# [TASK OBJECTIVE]
Repeat all the records exactly, omitting pictures.

# [DATA SUPPLIED]

* * * * *

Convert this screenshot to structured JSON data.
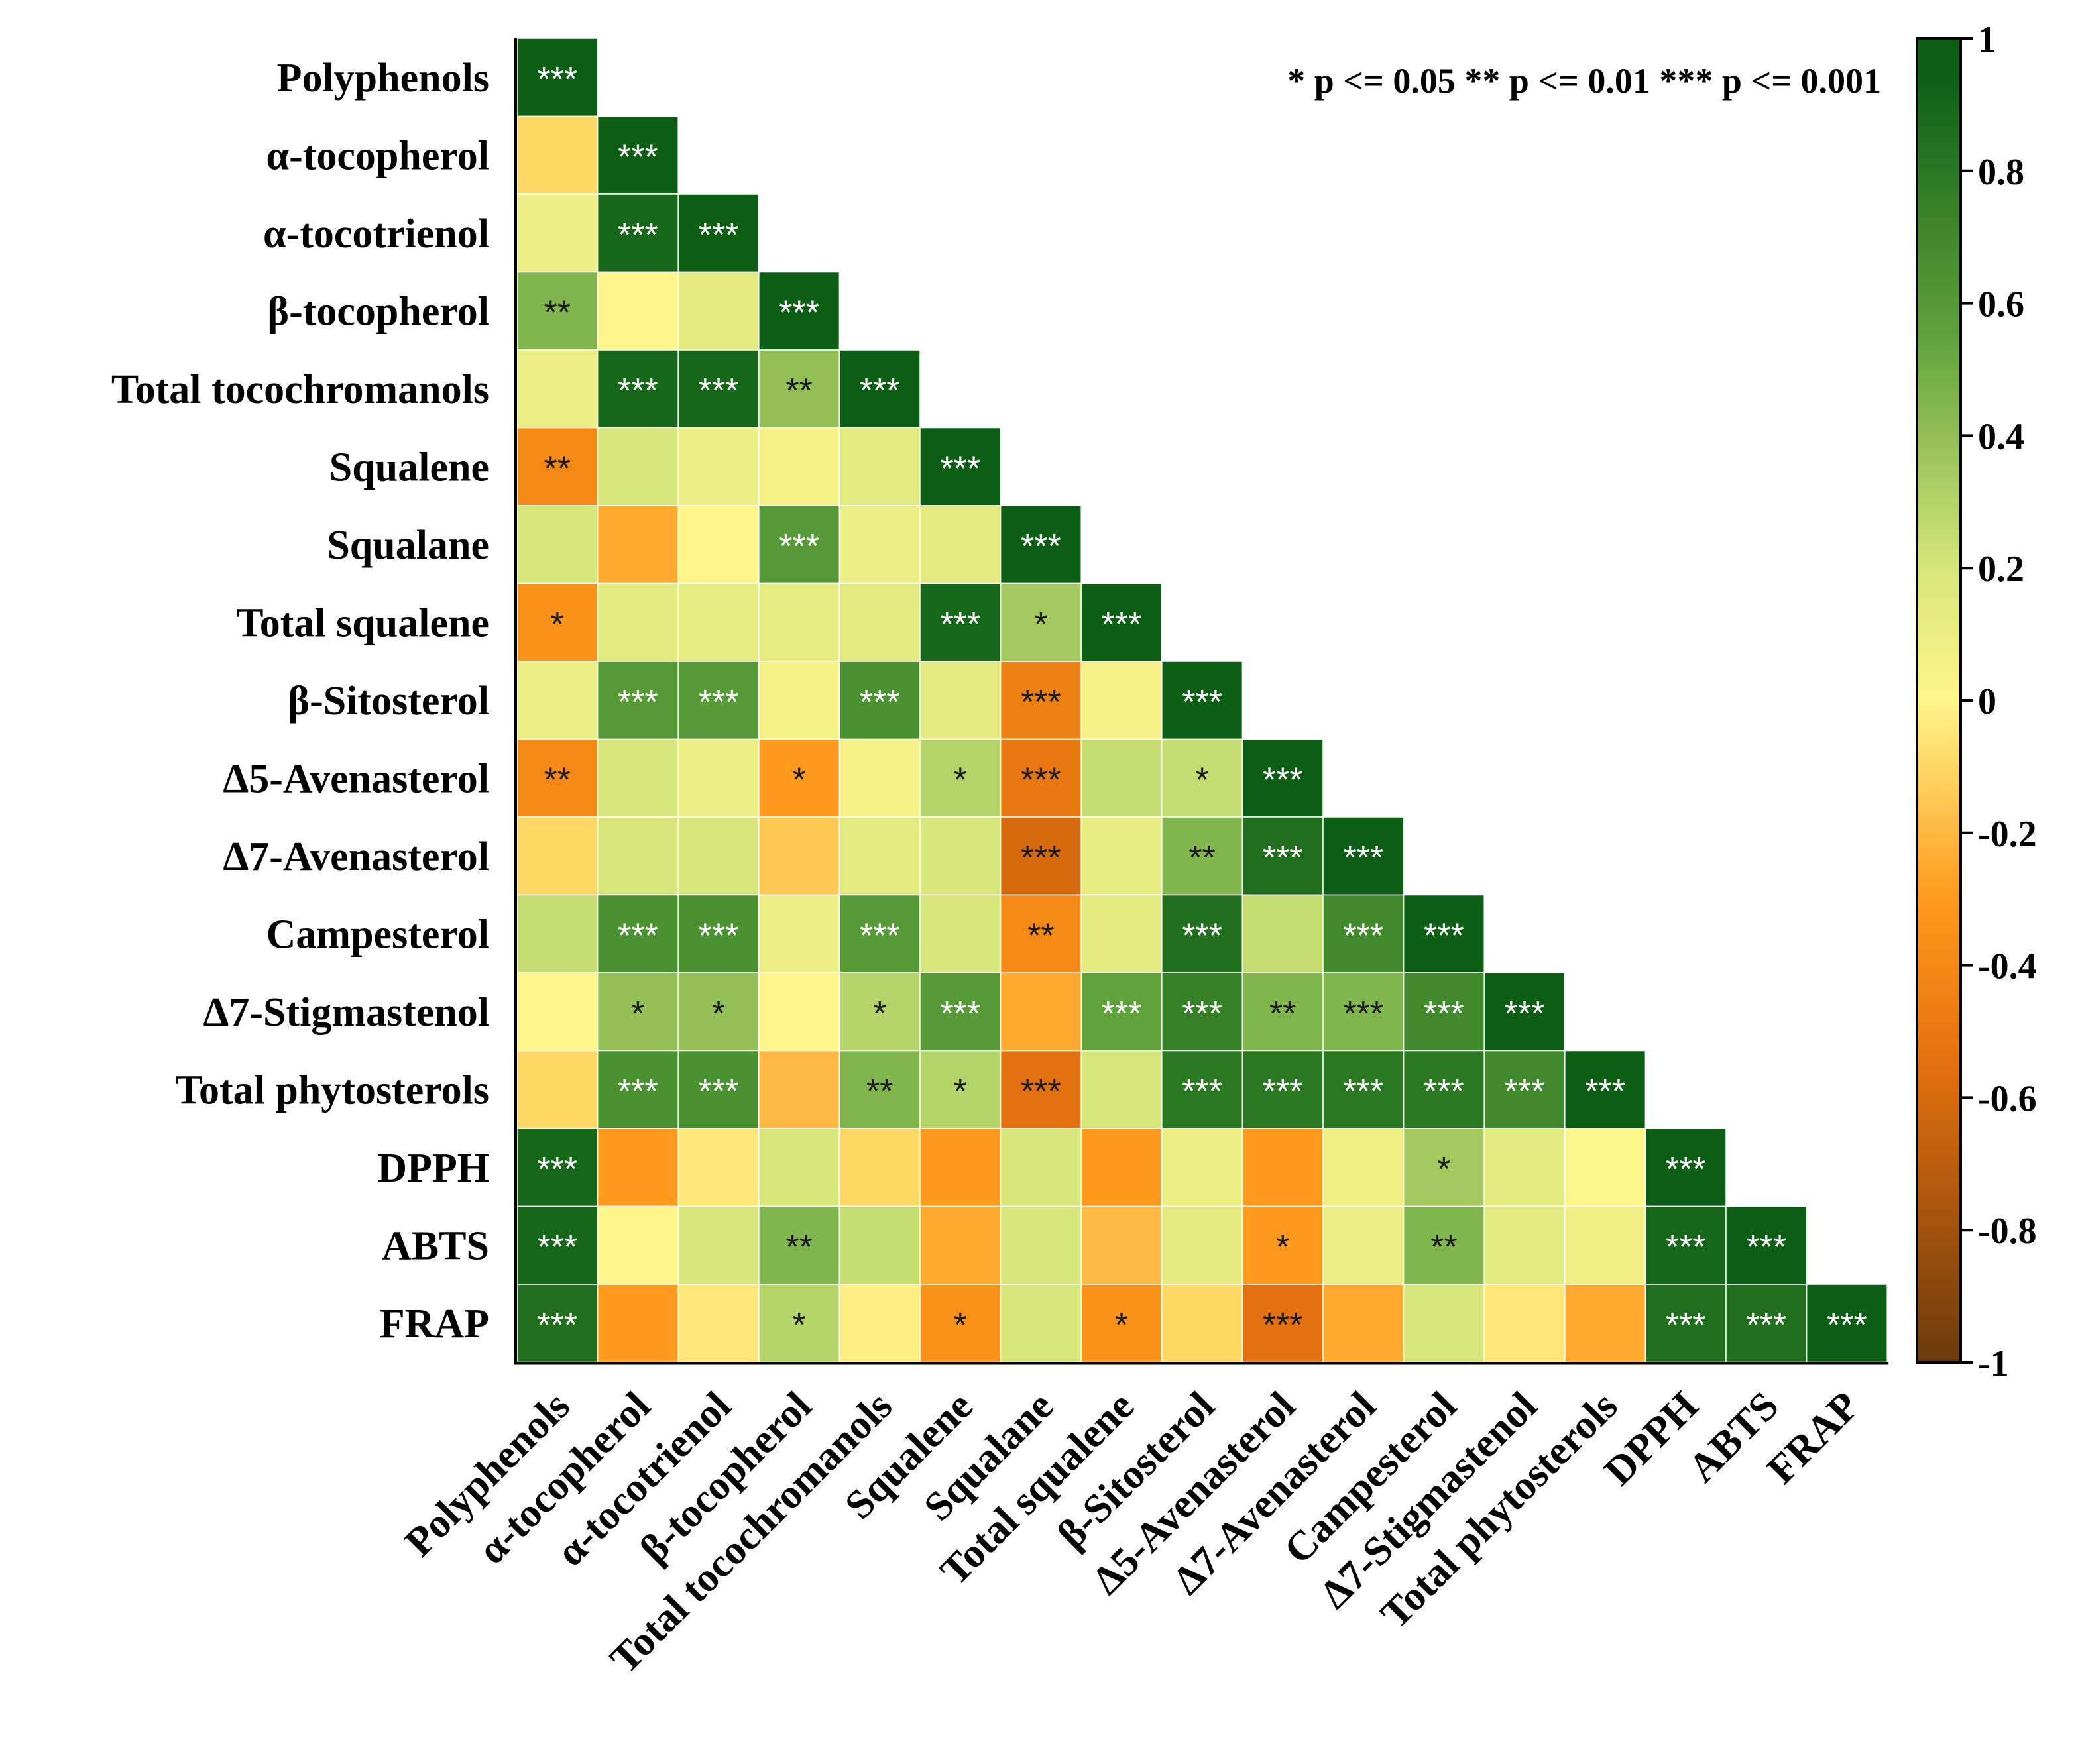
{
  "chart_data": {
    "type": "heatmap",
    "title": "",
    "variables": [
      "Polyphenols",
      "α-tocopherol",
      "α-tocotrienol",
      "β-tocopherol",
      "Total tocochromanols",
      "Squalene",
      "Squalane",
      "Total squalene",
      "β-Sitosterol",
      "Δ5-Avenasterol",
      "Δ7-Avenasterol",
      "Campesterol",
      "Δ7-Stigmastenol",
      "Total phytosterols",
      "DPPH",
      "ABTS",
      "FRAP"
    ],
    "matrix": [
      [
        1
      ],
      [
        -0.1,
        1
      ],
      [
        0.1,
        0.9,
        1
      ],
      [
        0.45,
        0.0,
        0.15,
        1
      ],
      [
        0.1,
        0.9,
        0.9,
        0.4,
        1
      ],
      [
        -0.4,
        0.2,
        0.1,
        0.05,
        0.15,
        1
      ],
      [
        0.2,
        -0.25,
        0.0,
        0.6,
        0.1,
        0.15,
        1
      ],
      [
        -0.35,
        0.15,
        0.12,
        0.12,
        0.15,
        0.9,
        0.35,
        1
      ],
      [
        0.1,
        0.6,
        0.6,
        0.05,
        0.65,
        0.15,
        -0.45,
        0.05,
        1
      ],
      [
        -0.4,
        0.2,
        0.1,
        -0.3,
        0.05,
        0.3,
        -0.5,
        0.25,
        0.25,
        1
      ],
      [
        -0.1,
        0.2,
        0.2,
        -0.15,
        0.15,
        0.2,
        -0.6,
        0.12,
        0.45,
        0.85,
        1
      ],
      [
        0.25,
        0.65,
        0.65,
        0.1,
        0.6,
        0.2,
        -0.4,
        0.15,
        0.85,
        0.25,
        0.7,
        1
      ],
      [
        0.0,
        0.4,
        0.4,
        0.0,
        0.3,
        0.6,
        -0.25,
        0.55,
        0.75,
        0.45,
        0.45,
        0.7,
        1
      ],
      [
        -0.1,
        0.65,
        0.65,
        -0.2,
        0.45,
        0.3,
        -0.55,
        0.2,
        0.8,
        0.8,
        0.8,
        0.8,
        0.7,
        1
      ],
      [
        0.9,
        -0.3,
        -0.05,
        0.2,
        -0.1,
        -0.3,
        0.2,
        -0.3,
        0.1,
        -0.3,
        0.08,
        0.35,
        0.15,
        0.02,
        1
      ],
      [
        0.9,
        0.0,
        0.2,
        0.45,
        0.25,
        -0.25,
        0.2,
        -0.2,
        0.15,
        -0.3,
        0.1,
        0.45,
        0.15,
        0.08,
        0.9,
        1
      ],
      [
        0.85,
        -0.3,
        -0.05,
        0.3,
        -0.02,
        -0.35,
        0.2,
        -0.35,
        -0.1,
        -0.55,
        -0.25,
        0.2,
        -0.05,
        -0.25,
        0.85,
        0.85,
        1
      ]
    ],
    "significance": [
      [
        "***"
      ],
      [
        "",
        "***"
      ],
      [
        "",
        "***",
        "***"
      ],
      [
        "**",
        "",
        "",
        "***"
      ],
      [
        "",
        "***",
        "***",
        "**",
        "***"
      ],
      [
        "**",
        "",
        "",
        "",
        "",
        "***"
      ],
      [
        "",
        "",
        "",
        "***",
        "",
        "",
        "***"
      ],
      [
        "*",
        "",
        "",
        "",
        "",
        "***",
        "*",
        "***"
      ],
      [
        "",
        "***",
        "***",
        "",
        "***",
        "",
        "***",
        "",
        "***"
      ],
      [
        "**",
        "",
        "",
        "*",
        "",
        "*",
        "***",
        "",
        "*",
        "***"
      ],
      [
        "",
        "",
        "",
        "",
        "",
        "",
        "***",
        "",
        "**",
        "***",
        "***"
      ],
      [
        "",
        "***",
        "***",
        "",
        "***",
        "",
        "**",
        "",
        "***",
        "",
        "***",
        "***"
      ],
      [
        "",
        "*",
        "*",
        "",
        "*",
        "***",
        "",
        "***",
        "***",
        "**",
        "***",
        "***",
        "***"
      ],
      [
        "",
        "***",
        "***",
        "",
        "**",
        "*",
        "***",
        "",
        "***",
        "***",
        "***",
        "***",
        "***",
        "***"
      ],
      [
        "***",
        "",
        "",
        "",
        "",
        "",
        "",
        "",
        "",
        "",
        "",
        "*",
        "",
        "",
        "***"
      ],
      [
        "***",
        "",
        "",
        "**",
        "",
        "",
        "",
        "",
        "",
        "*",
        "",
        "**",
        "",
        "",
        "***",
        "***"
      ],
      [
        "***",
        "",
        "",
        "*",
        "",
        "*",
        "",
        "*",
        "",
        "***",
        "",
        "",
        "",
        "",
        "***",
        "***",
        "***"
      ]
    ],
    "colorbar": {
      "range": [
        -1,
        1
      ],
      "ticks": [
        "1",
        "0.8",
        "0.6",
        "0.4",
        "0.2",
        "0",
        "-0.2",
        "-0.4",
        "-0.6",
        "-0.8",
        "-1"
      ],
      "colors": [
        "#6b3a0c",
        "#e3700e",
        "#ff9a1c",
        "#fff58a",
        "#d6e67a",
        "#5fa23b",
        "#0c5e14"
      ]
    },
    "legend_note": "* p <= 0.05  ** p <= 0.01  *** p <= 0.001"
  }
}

* * * * *

# [CORRECT OUTPUT]
Convert this screenshot to structured JSON data.
{
  "chart_data": {
    "type": "heatmap",
    "title": "",
    "variables": [
      "Polyphenols",
      "α-tocopherol",
      "α-tocotrienol",
      "β-tocopherol",
      "Total tocochromanols",
      "Squalene",
      "Squalane",
      "Total squalene",
      "β-Sitosterol",
      "Δ5-Avenasterol",
      "Δ7-Avenasterol",
      "Campesterol",
      "Δ7-Stigmastenol",
      "Total phytosterols",
      "DPPH",
      "ABTS",
      "FRAP"
    ],
    "matrix": [
      [
        1
      ],
      [
        -0.1,
        1
      ],
      [
        0.1,
        0.9,
        1
      ],
      [
        0.45,
        0.0,
        0.15,
        1
      ],
      [
        0.1,
        0.9,
        0.9,
        0.4,
        1
      ],
      [
        -0.4,
        0.2,
        0.1,
        0.05,
        0.15,
        1
      ],
      [
        0.2,
        -0.25,
        0.0,
        0.6,
        0.1,
        0.15,
        1
      ],
      [
        -0.35,
        0.15,
        0.12,
        0.12,
        0.15,
        0.9,
        0.35,
        1
      ],
      [
        0.1,
        0.6,
        0.6,
        0.05,
        0.65,
        0.15,
        -0.45,
        0.05,
        1
      ],
      [
        -0.4,
        0.2,
        0.1,
        -0.3,
        0.05,
        0.3,
        -0.5,
        0.25,
        0.25,
        1
      ],
      [
        -0.1,
        0.2,
        0.2,
        -0.15,
        0.15,
        0.2,
        -0.6,
        0.12,
        0.45,
        0.85,
        1
      ],
      [
        0.25,
        0.65,
        0.65,
        0.1,
        0.6,
        0.2,
        -0.4,
        0.15,
        0.85,
        0.25,
        0.7,
        1
      ],
      [
        0.0,
        0.4,
        0.4,
        0.0,
        0.3,
        0.6,
        -0.25,
        0.55,
        0.75,
        0.45,
        0.45,
        0.7,
        1
      ],
      [
        -0.1,
        0.65,
        0.65,
        -0.2,
        0.45,
        0.3,
        -0.55,
        0.2,
        0.8,
        0.8,
        0.8,
        0.8,
        0.7,
        1
      ],
      [
        0.9,
        -0.3,
        -0.05,
        0.2,
        -0.1,
        -0.3,
        0.2,
        -0.3,
        0.1,
        -0.3,
        0.08,
        0.35,
        0.15,
        0.02,
        1
      ],
      [
        0.9,
        0.0,
        0.2,
        0.45,
        0.25,
        -0.25,
        0.2,
        -0.2,
        0.15,
        -0.3,
        0.1,
        0.45,
        0.15,
        0.08,
        0.9,
        1
      ],
      [
        0.85,
        -0.3,
        -0.05,
        0.3,
        -0.02,
        -0.35,
        0.2,
        -0.35,
        -0.1,
        -0.55,
        -0.25,
        0.2,
        -0.05,
        -0.25,
        0.85,
        0.85,
        1
      ]
    ],
    "significance": [
      [
        "***"
      ],
      [
        "",
        "***"
      ],
      [
        "",
        "***",
        "***"
      ],
      [
        "**",
        "",
        "",
        "***"
      ],
      [
        "",
        "***",
        "***",
        "**",
        "***"
      ],
      [
        "**",
        "",
        "",
        "",
        "",
        "***"
      ],
      [
        "",
        "",
        "",
        "***",
        "",
        "",
        "***"
      ],
      [
        "*",
        "",
        "",
        "",
        "",
        "***",
        "*",
        "***"
      ],
      [
        "",
        "***",
        "***",
        "",
        "***",
        "",
        "***",
        "",
        "***"
      ],
      [
        "**",
        "",
        "",
        "*",
        "",
        "*",
        "***",
        "",
        "*",
        "***"
      ],
      [
        "",
        "",
        "",
        "",
        "",
        "",
        "***",
        "",
        "**",
        "***",
        "***"
      ],
      [
        "",
        "***",
        "***",
        "",
        "***",
        "",
        "**",
        "",
        "***",
        "",
        "***",
        "***"
      ],
      [
        "",
        "*",
        "*",
        "",
        "*",
        "***",
        "",
        "***",
        "***",
        "**",
        "***",
        "***",
        "***"
      ],
      [
        "",
        "***",
        "***",
        "",
        "**",
        "*",
        "***",
        "",
        "***",
        "***",
        "***",
        "***",
        "***",
        "***"
      ],
      [
        "***",
        "",
        "",
        "",
        "",
        "",
        "",
        "",
        "",
        "",
        "",
        "*",
        "",
        "",
        "***"
      ],
      [
        "***",
        "",
        "",
        "**",
        "",
        "",
        "",
        "",
        "",
        "*",
        "",
        "**",
        "",
        "",
        "***",
        "***"
      ],
      [
        "***",
        "",
        "",
        "*",
        "",
        "*",
        "",
        "*",
        "",
        "***",
        "",
        "",
        "",
        "",
        "***",
        "***",
        "***"
      ]
    ],
    "colorbar": {
      "range": [
        -1,
        1
      ],
      "ticks": [
        "1",
        "0.8",
        "0.6",
        "0.4",
        "0.2",
        "0",
        "-0.2",
        "-0.4",
        "-0.6",
        "-0.8",
        "-1"
      ],
      "colors": [
        "#6b3a0c",
        "#e3700e",
        "#ff9a1c",
        "#fff58a",
        "#d6e67a",
        "#5fa23b",
        "#0c5e14"
      ]
    },
    "legend_note": "* p <= 0.05  ** p <= 0.01  *** p <= 0.001"
  }
}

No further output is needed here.